WHAT TO WORK ON:
Leave out the pictures; transcribe all else exactly.

DATA EXCERPTS:

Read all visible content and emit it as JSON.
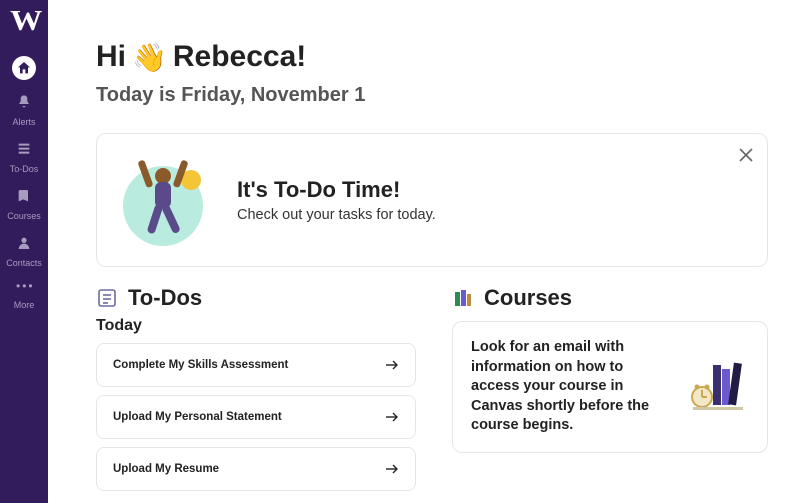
{
  "sidebar": {
    "logo": "W",
    "items": [
      {
        "id": "home",
        "label": "",
        "active": true
      },
      {
        "id": "alerts",
        "label": "Alerts"
      },
      {
        "id": "todos",
        "label": "To-Dos"
      },
      {
        "id": "courses",
        "label": "Courses"
      },
      {
        "id": "contacts",
        "label": "Contacts"
      },
      {
        "id": "more",
        "label": "More"
      }
    ]
  },
  "greeting": {
    "prefix": "Hi",
    "emoji": "👋",
    "name": "Rebecca!"
  },
  "date_line": "Today is Friday, November 1",
  "banner": {
    "title": "It's To-Do Time!",
    "subtitle": "Check out your tasks for today."
  },
  "todos": {
    "heading": "To-Dos",
    "group_label": "Today",
    "items": [
      {
        "label": "Complete My Skills Assessment"
      },
      {
        "label": "Upload My Personal Statement"
      },
      {
        "label": "Upload My Resume"
      }
    ]
  },
  "courses": {
    "heading": "Courses",
    "message": "Look for an email with information on how to access your course in Canvas shortly before the course begins."
  },
  "colors": {
    "brand": "#321c5c"
  }
}
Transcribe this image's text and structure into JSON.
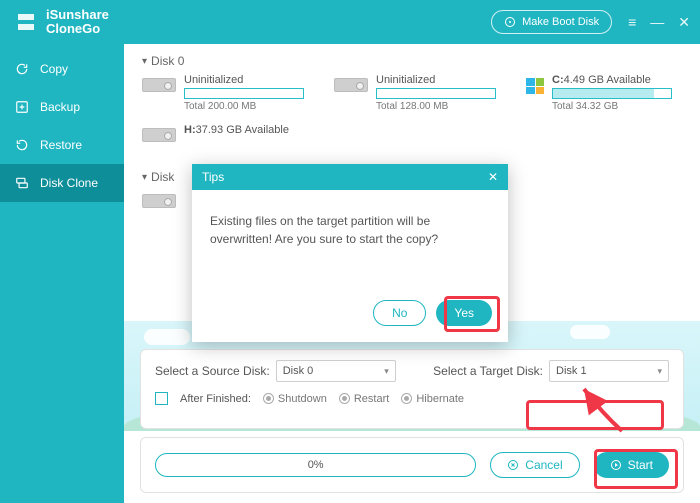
{
  "brand": {
    "l1": "iSunshare",
    "l2": "CloneGo"
  },
  "titlebar": {
    "makeBoot": "Make Boot Disk"
  },
  "sidebar": {
    "items": [
      {
        "label": "Copy"
      },
      {
        "label": "Backup"
      },
      {
        "label": "Restore"
      },
      {
        "label": "Disk Clone"
      }
    ]
  },
  "disks": {
    "d0": {
      "title": "Disk 0",
      "parts": [
        {
          "name": "Uninitialized",
          "total": "Total 200.00 MB",
          "fill": "0%"
        },
        {
          "name": "Uninitialized",
          "total": "Total 128.00 MB",
          "fill": "0%"
        },
        {
          "name": "C:",
          "avail": "4.49 GB Available",
          "total": "Total 34.32 GB",
          "fill": "86%",
          "os": true
        },
        {
          "name": "H:",
          "avail": "37.93 GB Available"
        }
      ]
    },
    "d1": {
      "title": "Disk"
    }
  },
  "modal": {
    "title": "Tips",
    "msg": "Existing files on the target partition will be overwritten! Are you sure to start the copy?",
    "no": "No",
    "yes": "Yes"
  },
  "select": {
    "srcLabel": "Select a Source Disk:",
    "srcValue": "Disk 0",
    "tgtLabel": "Select a Target Disk:",
    "tgtValue": "Disk 1",
    "afterLabel": "After Finished:",
    "opts": {
      "shutdown": "Shutdown",
      "restart": "Restart",
      "hibernate": "Hibernate"
    }
  },
  "footer": {
    "progress": "0%",
    "cancel": "Cancel",
    "start": "Start"
  }
}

EXERCISE RESULT:
Read all visible content and emit it as JSON.
{
  "sidebar": {
    "logo": "W",
    "items": [
      {
        "id": "home",
        "label": "",
        "active": true
      },
      {
        "id": "alerts",
        "label": "Alerts"
      },
      {
        "id": "todos",
        "label": "To-Dos"
      },
      {
        "id": "courses",
        "label": "Courses"
      },
      {
        "id": "contacts",
        "label": "Contacts"
      },
      {
        "id": "more",
        "label": "More"
      }
    ]
  },
  "greeting": {
    "prefix": "Hi",
    "emoji": "👋",
    "name": "Rebecca!"
  },
  "date_line": "Today is Friday, November 1",
  "banner": {
    "title": "It's To-Do Time!",
    "subtitle": "Check out your tasks for today."
  },
  "todos": {
    "heading": "To-Dos",
    "group_label": "Today",
    "items": [
      {
        "label": "Complete My Skills Assessment"
      },
      {
        "label": "Upload My Personal Statement"
      },
      {
        "label": "Upload My Resume"
      }
    ]
  },
  "courses": {
    "heading": "Courses",
    "message": "Look for an email with information on how to access your course in Canvas shortly before the course begins."
  },
  "colors": {
    "brand": "#321c5c"
  }
}
Transcribe this image's text and structure into JSON.
{
  "brand": {
    "l1": "iSunshare",
    "l2": "CloneGo"
  },
  "titlebar": {
    "makeBoot": "Make Boot Disk"
  },
  "sidebar": {
    "items": [
      {
        "label": "Copy"
      },
      {
        "label": "Backup"
      },
      {
        "label": "Restore"
      },
      {
        "label": "Disk Clone"
      }
    ]
  },
  "disks": {
    "d0": {
      "title": "Disk 0",
      "parts": [
        {
          "name": "Uninitialized",
          "total": "Total 200.00 MB",
          "fill": "0%"
        },
        {
          "name": "Uninitialized",
          "total": "Total 128.00 MB",
          "fill": "0%"
        },
        {
          "name": "C:",
          "avail": "4.49 GB Available",
          "total": "Total 34.32 GB",
          "fill": "86%",
          "os": true
        },
        {
          "name": "H:",
          "avail": "37.93 GB Available"
        }
      ]
    },
    "d1": {
      "title": "Disk"
    }
  },
  "modal": {
    "title": "Tips",
    "msg": "Existing files on the target partition will be overwritten! Are you sure to start the copy?",
    "no": "No",
    "yes": "Yes"
  },
  "select": {
    "srcLabel": "Select a Source Disk:",
    "srcValue": "Disk 0",
    "tgtLabel": "Select a Target Disk:",
    "tgtValue": "Disk 1",
    "afterLabel": "After Finished:",
    "opts": {
      "shutdown": "Shutdown",
      "restart": "Restart",
      "hibernate": "Hibernate"
    }
  },
  "footer": {
    "progress": "0%",
    "cancel": "Cancel",
    "start": "Start"
  }
}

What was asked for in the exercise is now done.